**EXTRAIT DE PAGE:**
● ● ●
Je ne dis pas que nous limiterions nos envies d’innovation si nous tous, acteurs du tourisme publics ou privés, étions au top ! En stations de montagne par exemple, même si le modèle est questionné quant à l’avenir, ils sont souvent très performants : l’accueil est bon, l’accès aussi, et il y a de tout, des bars, de la fête… Ils peuvent donc aller chercher des innovations dans les offres touristiques, comme inventer des activités dans la forêt, ou monter des bars complètement hallucinants, en haut des pistes, avec un dance floor à l’extérieur de l’électro à fond, et où l’on danse en chaussures de ski. Oui, là, il y a eu rupture dans l’offre touristique classique !

Mais en région Centre-Val de Loire, mis à part sur quelques destinations qui sont allées très loin sur la qualité de l’accueil ou sur les offres, nous n’en sommes pas là dans tous les territoires ! Nous avons encore du chemin à faire sur de nombreux sujets essentiels ou bien encore sur la fluidité du parcours clients entre les différentes destinations infra-régionales…

Autre exemple concernant le digital, grâce au partenariat avec le Comité Régional de Tourisme, nous déployons un outil de vente en ligne, la « place de marché ». L’outil répond à un véritable besoin, mais il est encore lourd à mettre en place pour certaines prestations touristiques… Et du côté client, si l’on achète 3 visites différentes, on doit faire 3 paiements différents ! En termes d’ergonomie, on est très en dessous des standards attendus par les clients. Donc même si l’outil est déjà bien, ce qui nous aiderait, ce serait un outil encore plus performant, plus fluide, plus ergonomique… Ça, ce n’est pas forcément de l’innovation, c’est juste un outil plus simple, que d’autres secteurs utilisent déjà.

Et l’étape d’après, ce serait d’avoir, à l’échelle nationale, un outil commun de paiement qui fasse tout : billets de train, hôtels, visites ! Mais on n’en est pas encore là. 

Quelle expérience mémorable aimeriez-vous qu’un touriste puisse vivre lors de son séjour en Centre-Val de Loire ?

C’est un peu classique, mais ce serait cet enchaînement d’activités sur un séjour.

Ce qui fait la richesse de notre région, c’est cette diversité d’offres, entre patrimoine, jardins, activités de loisirs… L’objectif serait de la faire découvrir au fil de l’eau, un jour à vélo, un jour en voiture, un jour en canoë… Mais c’est vite compliqué à organiser.

Dans l’idéal, il faudrait donc supprimer les barrières entre chaque prestation, qui nécessitent pour les clients de faire plusieurs réservations, plusieurs paiements. Mais aussi de faciliter les changements de mode de transport.
● ● ●
**DONNÉES FOURNIES:**

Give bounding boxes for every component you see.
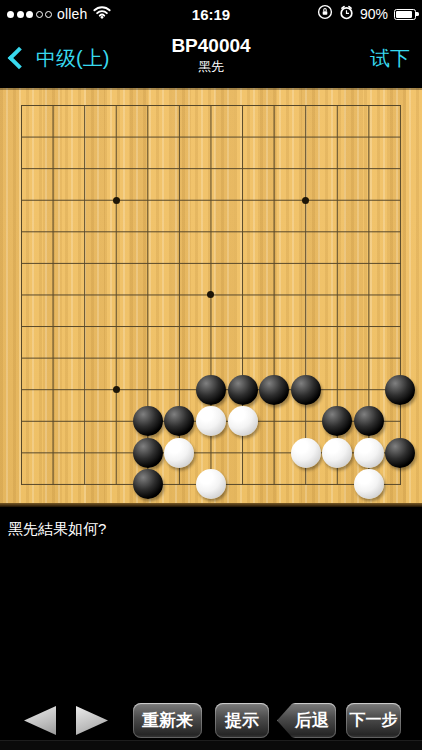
white-stone <box>228 406 258 436</box>
battery-icon <box>394 9 416 20</box>
bottom-toolbar: 重新来 提示 后退 下一步 <box>0 700 422 750</box>
bottom-strip <box>0 740 422 750</box>
wifi-icon <box>93 5 111 23</box>
black-stone <box>133 406 163 436</box>
white-stone <box>354 438 384 468</box>
carrier-label: olleh <box>57 6 88 22</box>
go-board[interactable] <box>0 88 422 507</box>
black-stone <box>133 469 163 499</box>
next-move-icon[interactable] <box>76 706 108 735</box>
black-stone <box>259 375 289 405</box>
nav-title-group: BP40004 黑先 <box>90 34 332 75</box>
battery-percent-label: 90% <box>360 6 388 22</box>
black-stone <box>291 375 321 405</box>
undo-button[interactable]: 后退 <box>277 703 336 738</box>
alarm-clock-icon <box>339 5 354 24</box>
hoshi-point <box>302 197 309 204</box>
chevron-left-icon <box>8 47 31 70</box>
prev-move-icon[interactable] <box>24 706 56 735</box>
black-stone <box>228 375 258 405</box>
restart-button[interactable]: 重新来 <box>133 703 202 738</box>
white-stone <box>291 438 321 468</box>
page-subtitle: 黑先 <box>90 58 332 75</box>
try-move-button[interactable]: 试下 <box>370 28 410 88</box>
next-step-button[interactable]: 下一步 <box>346 703 401 738</box>
black-stone <box>385 438 415 468</box>
nav-bar: 中级(上) BP40004 黑先 试下 <box>0 28 422 88</box>
status-bar: olleh 16:19 <box>0 0 422 28</box>
problem-text-area: 黑先結果如何? <box>0 507 422 700</box>
hoshi-point <box>113 197 120 204</box>
page-title: BP40004 <box>90 34 332 58</box>
white-stone <box>354 469 384 499</box>
problem-question: 黑先結果如何? <box>0 507 422 552</box>
app-screen: olleh 16:19 <box>0 0 422 750</box>
orientation-lock-icon <box>317 4 333 24</box>
black-stone <box>196 375 226 405</box>
white-stone <box>196 469 226 499</box>
hint-button[interactable]: 提示 <box>215 703 269 738</box>
black-stone <box>133 438 163 468</box>
signal-strength-icon <box>7 11 52 18</box>
black-stone <box>385 375 415 405</box>
hoshi-point <box>113 386 120 393</box>
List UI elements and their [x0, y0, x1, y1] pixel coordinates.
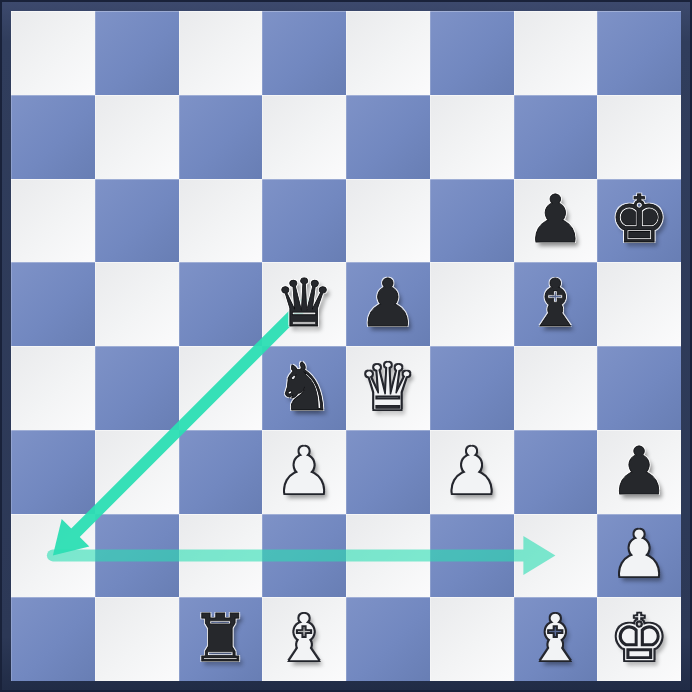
● ● ●
**EXERCICES:**
a) Reformulez sous forme de liste le paragraphe de l'extrait sur le tourisme en Centre-Val de Loire qui commence par « Autre exemple concernant le digital », en conservant ses faits principaux.
b) Poursuivez l'extrait sur le tourisme en Centre-Val de Loire à partir de sa dernière phrase.
Le matériel fourni n'est pas utile ici.

**CORRIGÉS:**
a)
- Grâce au partenariat avec le Comité Régional de Tourisme, un outil de vente en ligne, la « place de marché », est en cours de déploiement.
- Cet outil répond à un vrai besoin, mais reste lourd à mettre en place pour certaines prestations touristiques.
- Côté client, acheter 3 visites différentes oblige à faire 3 paiements différents.
- Son ergonomie est très en dessous des standards attendus par les clients.
- Il faudrait un outil plus performant, plus fluide et plus ergonomique. Ce ne serait pas forcément de l'innovation, mais un outil plus simple, déjà utilisé dans d'autres secteurs.

b)
À titre d’exemple dans les destinations de bord de mer, pour les promenades en bateau, vous avez généralement un « guichet unique » qui permet de choisir sa balade, même si derrière il y a peut-être différentes entreprises. Mais pour le client ça peut être transparent. Il nous faut avancer collectivement sur l’amélioration des offres en adoptant une véritable approche centrée sur le client. Cela implique des mutualisations, des concessions, des adaptations.

Que faudrait-il améliorer pour rendre cette expérience possible ? Quel rôle pourrait jouer un écosystème d’innovation touristique pour y contribuer ?

Pour y arriver, nous avons besoin d’intelligence territoriale et de coopération. Nous avons besoin de mutualiser. Mais les caractéristiques territoriales font que la mutualisation est difficile. Par exemple, sur le vélo il y a plusieurs sites : « en Roue Libre », « Rando Vélo », « France Vélo Tourisme », celui du conseil régional, notre propre site de l’agence, et ainsi de suite… C’est une absurdité ! À l’heure où les budgets sont contraints et rares, ce serait de notre responsabilité de prendre conscience de notre capacité à mutualiser.

Récemment, il y a eu webinaire très intéressant sur la « Fusion des sites Internet de l’Agence de développement touristique et des offices de tourisme de la Creuse ». En tout, ils ont 7 sites web, et ont fusionné pour n’en faire qu’un. Mais pour arriver à faire ça, cela a été, semble-t-il, un travail titanesque ! Il leur a fallu convaincre les élus et les responsables d’offices. Or nous avons un réflexe : « Je ne vais pas me faire absorber, ma structure va perdre dans la mutualisation ».  Il leur a peut-être fallu 5 ans de travail et que les étoiles soient bien alignées pour y arriver…

Je ne dis pas que c’est un exemple à suivre, mais il a le mérite de poser de manière très concrète la question de la mutualisation, du coût des sites internet, en particulier pour des sites qui génèrent parfois un trafic modeste, alors que leur maintenance et leur référencement représentent des coûts très élevés. Et pour le client, est-ce moins clair qu’avec des sites distincts ? Nous devons trouver les lieux pour échanger sur ce type de sujet.

C’est un travail d’amélioration qui est lourd. Or, pour les donneurs d’ordres et les partenaires, une action un peu innovante génère parfois plus facilement de la visibilité… Elle peut offrir un meilleur retour sur investissement en termes de visibilité.

Nous nous laissons prendre au piège sur le fait que le tourisme sert aussi à la fierté des territoires, à montrer qu’on existe bien. Certains offices de tourisme sont tiraillés entre la fréquentation hivernale qui pousserait à limiter les périodes d’ouverture, et la volonté de montrer qu’on est un territoire dynamique et donc que c’est ouvert le plus souvent possible. Mais collectivement, ça ne sert pas à notre vocation première : faire venir les touristes le plus longtemps possible, et faire qu’ils reviennent.  

Il est certainement difficile de nous améliorer, parce que nous courons plusieurs lièvres à la fois… Nous aurions besoin de coordination pour créer un effet de masse, pour faire des choses ensemble et partager des priorités, car nous ne pourrons pas tout faire à 100%.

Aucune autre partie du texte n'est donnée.